Given exercise:
Keep only the lines of the listing that include the word "name", and copy them.

(Rows from a figure dataset)

____

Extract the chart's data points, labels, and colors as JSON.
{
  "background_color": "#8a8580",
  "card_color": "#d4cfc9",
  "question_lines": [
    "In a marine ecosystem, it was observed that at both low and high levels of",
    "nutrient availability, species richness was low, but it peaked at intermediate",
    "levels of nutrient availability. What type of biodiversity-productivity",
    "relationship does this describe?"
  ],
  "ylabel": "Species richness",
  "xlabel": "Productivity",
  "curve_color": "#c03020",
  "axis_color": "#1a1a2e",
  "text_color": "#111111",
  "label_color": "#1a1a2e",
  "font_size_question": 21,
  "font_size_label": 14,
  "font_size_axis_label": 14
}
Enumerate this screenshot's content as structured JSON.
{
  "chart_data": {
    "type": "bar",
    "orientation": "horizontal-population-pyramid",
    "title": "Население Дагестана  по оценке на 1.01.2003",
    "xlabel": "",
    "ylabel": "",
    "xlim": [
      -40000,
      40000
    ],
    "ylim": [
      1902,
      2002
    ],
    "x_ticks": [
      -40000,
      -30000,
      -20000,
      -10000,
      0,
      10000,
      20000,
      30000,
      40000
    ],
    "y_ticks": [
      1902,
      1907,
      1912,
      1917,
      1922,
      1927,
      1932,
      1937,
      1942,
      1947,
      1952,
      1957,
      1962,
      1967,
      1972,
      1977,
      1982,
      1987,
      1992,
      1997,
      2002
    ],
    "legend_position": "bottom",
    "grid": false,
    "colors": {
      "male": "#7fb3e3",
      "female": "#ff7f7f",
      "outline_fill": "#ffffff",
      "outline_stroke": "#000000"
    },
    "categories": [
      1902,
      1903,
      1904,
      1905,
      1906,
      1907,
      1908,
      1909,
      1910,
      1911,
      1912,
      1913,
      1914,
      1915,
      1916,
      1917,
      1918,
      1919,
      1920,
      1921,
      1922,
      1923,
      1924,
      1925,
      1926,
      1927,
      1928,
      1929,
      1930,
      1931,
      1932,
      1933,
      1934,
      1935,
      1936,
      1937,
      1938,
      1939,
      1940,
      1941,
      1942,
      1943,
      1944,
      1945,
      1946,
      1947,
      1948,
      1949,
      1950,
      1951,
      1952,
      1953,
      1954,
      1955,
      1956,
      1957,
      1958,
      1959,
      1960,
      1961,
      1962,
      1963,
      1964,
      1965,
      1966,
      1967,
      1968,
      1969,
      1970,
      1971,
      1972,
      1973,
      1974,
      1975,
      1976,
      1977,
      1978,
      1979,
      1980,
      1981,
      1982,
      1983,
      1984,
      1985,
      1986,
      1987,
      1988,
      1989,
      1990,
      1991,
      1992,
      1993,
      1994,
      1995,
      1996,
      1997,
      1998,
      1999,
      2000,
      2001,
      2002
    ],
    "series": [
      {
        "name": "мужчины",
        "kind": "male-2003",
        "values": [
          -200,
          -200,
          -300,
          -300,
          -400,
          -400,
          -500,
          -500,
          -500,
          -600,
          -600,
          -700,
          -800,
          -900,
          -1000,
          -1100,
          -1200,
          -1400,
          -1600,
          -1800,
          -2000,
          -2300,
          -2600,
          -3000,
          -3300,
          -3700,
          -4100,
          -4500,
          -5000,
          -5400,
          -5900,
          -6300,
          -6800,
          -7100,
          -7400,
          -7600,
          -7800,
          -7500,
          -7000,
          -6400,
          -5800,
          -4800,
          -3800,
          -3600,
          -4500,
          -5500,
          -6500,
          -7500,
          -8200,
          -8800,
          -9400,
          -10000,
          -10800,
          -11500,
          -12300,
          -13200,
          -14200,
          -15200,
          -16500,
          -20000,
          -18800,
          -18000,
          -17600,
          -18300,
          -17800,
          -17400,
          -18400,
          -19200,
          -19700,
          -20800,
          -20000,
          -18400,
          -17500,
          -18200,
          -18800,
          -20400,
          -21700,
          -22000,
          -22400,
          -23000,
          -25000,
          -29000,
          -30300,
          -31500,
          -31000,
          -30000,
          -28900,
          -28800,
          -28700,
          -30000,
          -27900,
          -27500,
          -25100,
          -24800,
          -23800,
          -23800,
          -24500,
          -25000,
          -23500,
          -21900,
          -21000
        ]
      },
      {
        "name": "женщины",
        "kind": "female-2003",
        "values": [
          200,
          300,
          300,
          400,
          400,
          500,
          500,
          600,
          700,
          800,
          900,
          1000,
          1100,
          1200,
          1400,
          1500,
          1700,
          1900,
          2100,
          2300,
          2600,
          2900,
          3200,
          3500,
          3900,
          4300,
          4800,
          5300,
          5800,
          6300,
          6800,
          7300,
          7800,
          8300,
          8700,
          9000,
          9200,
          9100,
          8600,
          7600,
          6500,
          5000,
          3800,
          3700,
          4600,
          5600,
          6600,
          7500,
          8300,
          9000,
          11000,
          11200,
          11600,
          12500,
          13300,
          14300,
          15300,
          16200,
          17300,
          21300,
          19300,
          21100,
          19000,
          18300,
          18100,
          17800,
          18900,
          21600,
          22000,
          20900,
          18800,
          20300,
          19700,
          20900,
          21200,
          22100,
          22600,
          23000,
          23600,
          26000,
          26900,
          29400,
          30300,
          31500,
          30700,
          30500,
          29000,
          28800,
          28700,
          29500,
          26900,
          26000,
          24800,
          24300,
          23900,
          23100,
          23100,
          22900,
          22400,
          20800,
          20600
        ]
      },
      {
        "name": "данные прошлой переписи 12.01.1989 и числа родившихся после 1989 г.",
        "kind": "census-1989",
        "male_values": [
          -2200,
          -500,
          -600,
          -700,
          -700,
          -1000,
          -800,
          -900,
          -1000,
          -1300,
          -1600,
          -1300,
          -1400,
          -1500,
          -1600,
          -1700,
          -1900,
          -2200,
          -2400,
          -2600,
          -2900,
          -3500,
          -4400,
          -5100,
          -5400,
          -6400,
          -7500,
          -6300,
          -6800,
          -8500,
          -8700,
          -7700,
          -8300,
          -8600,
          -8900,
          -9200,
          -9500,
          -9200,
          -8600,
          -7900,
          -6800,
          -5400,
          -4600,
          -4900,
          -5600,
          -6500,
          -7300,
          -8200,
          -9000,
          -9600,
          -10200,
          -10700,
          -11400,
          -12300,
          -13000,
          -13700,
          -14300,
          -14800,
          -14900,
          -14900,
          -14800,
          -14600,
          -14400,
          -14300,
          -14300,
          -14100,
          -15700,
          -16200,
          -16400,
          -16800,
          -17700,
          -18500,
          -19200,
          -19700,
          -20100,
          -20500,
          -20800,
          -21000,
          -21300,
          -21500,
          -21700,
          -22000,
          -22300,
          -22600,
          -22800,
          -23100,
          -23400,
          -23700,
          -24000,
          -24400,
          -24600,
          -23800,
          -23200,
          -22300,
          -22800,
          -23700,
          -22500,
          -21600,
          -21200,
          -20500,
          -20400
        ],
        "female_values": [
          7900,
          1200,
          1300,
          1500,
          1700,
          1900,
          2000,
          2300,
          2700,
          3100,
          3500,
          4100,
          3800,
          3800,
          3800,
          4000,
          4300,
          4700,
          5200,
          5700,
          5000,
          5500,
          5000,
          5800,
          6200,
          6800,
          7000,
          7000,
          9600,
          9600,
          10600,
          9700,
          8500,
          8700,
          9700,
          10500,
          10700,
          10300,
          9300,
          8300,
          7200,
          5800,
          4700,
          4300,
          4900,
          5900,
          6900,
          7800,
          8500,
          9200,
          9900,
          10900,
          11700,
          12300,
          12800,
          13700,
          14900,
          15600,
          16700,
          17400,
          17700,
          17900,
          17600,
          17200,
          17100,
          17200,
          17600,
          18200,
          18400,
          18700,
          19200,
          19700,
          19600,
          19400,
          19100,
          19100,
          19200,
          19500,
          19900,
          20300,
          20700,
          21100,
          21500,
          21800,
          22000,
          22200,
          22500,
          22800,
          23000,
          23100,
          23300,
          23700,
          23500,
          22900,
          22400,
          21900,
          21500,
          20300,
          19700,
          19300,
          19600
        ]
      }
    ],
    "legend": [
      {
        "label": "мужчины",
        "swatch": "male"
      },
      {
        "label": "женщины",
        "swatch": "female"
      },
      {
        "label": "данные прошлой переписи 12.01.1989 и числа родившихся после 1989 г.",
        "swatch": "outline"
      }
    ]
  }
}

____

The solution:
        "name": "мужчины",
        "name": "женщины",
        "name": "данные прошлой переписи 12.01.1989 и числа родившихся после 1989 г.",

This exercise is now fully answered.